Challenge – Across the entries below, how many lines contain the string "dieser"? Give only the count.
● ● ● ● ● ● ●
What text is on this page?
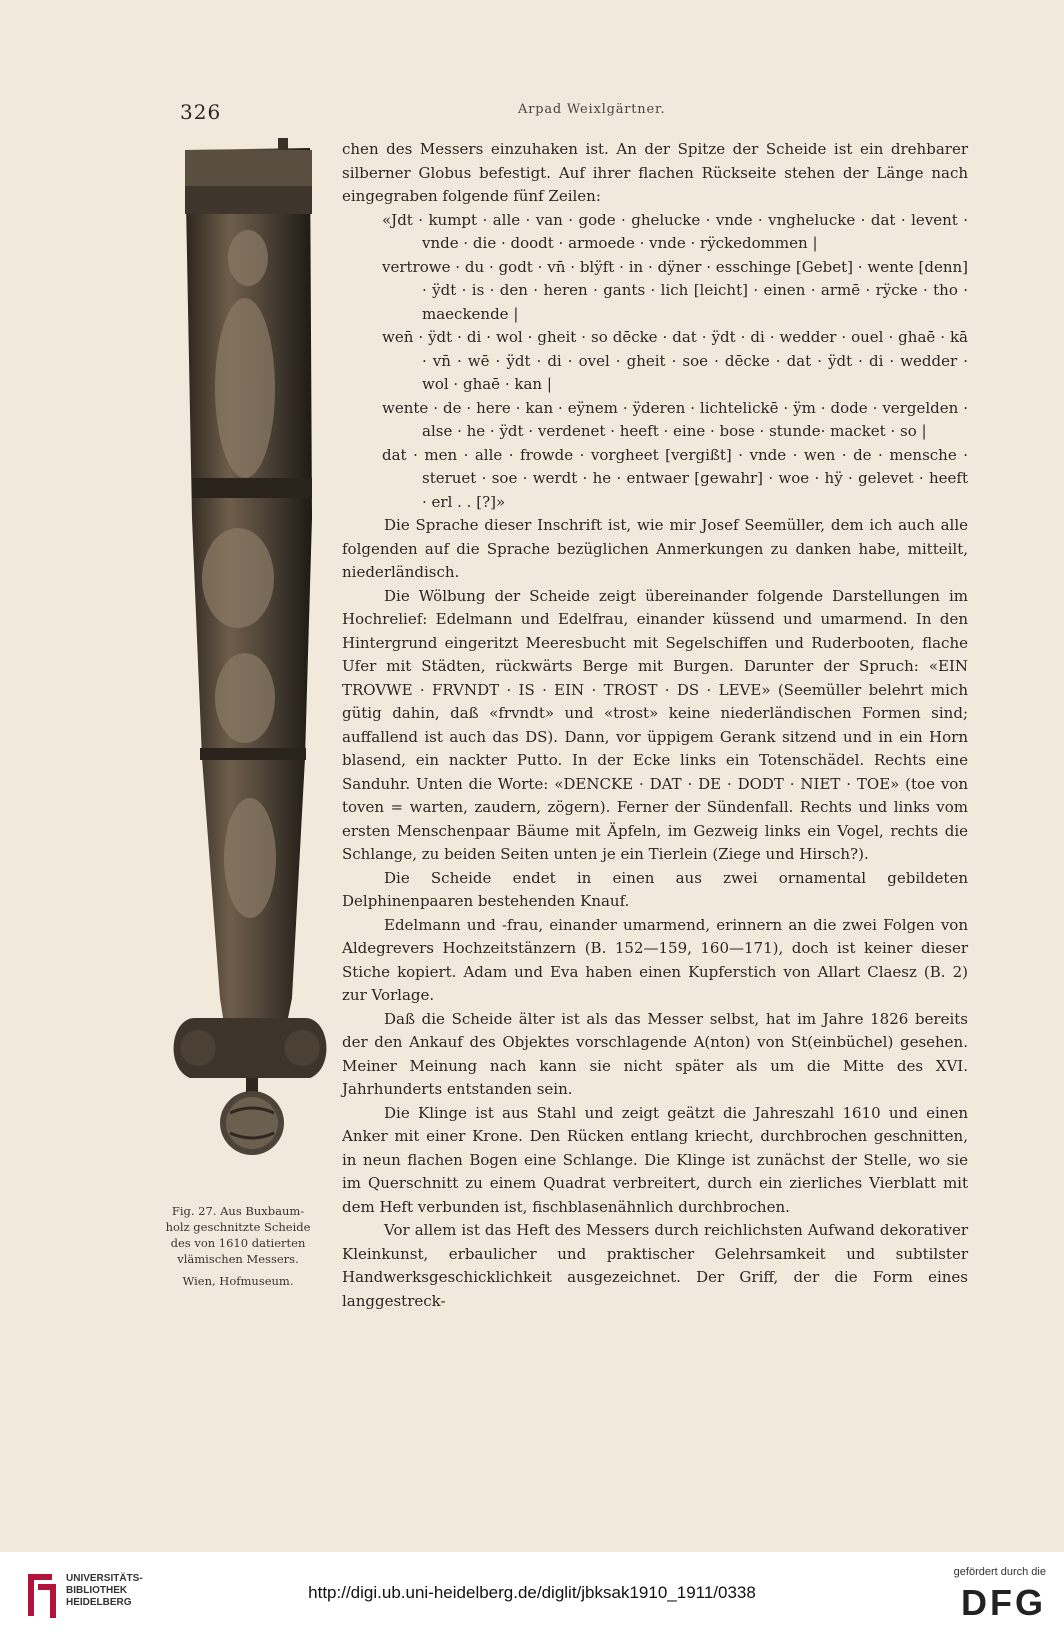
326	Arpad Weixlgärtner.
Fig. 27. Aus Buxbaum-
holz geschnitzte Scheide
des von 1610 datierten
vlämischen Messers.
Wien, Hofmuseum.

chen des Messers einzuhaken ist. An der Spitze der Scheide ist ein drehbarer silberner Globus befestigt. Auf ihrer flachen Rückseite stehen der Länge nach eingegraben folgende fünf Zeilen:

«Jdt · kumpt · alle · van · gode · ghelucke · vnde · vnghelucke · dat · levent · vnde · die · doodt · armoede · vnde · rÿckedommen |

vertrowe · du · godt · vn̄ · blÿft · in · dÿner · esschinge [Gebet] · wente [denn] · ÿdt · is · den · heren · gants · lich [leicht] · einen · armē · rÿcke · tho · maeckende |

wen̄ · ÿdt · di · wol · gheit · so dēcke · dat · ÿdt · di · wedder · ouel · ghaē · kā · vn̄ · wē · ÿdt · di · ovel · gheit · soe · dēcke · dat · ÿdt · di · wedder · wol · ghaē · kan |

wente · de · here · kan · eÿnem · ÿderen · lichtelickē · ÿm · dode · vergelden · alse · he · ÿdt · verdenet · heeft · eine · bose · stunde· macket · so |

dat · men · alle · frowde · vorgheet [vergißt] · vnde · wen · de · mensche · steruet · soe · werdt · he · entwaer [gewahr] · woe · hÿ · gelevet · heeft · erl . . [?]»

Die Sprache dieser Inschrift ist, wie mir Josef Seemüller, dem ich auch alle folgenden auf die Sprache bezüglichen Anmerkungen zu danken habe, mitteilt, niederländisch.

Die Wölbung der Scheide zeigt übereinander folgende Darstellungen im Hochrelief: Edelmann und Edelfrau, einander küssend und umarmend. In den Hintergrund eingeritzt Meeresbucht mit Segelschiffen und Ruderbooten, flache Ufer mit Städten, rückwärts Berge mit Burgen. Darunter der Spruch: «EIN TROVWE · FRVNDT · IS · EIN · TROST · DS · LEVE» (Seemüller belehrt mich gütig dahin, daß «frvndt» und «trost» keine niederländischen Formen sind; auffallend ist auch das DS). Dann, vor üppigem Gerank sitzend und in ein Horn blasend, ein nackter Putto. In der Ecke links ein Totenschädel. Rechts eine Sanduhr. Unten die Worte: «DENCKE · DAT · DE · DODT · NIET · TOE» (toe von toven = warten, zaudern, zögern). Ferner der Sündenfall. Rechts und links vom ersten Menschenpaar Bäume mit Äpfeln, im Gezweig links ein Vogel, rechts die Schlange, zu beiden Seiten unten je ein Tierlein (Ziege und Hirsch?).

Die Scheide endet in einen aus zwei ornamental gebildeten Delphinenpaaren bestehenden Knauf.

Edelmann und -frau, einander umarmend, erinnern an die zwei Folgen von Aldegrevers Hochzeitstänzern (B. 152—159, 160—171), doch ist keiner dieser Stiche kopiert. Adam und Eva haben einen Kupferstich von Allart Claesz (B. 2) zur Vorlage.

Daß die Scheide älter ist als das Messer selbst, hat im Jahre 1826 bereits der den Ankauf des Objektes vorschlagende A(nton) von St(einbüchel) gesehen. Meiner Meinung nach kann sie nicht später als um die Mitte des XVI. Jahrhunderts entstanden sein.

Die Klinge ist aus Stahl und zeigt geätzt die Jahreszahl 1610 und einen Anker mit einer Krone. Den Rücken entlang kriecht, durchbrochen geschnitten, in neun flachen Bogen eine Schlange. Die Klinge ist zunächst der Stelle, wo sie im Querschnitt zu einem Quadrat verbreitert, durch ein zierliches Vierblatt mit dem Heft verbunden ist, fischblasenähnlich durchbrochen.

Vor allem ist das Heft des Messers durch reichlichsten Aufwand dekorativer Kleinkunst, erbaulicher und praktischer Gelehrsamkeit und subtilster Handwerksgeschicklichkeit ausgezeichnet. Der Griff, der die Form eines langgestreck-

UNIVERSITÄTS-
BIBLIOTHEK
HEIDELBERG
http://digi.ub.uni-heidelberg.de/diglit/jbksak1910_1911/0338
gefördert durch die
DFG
● ● ● ● ● ● ●
Task solution – 2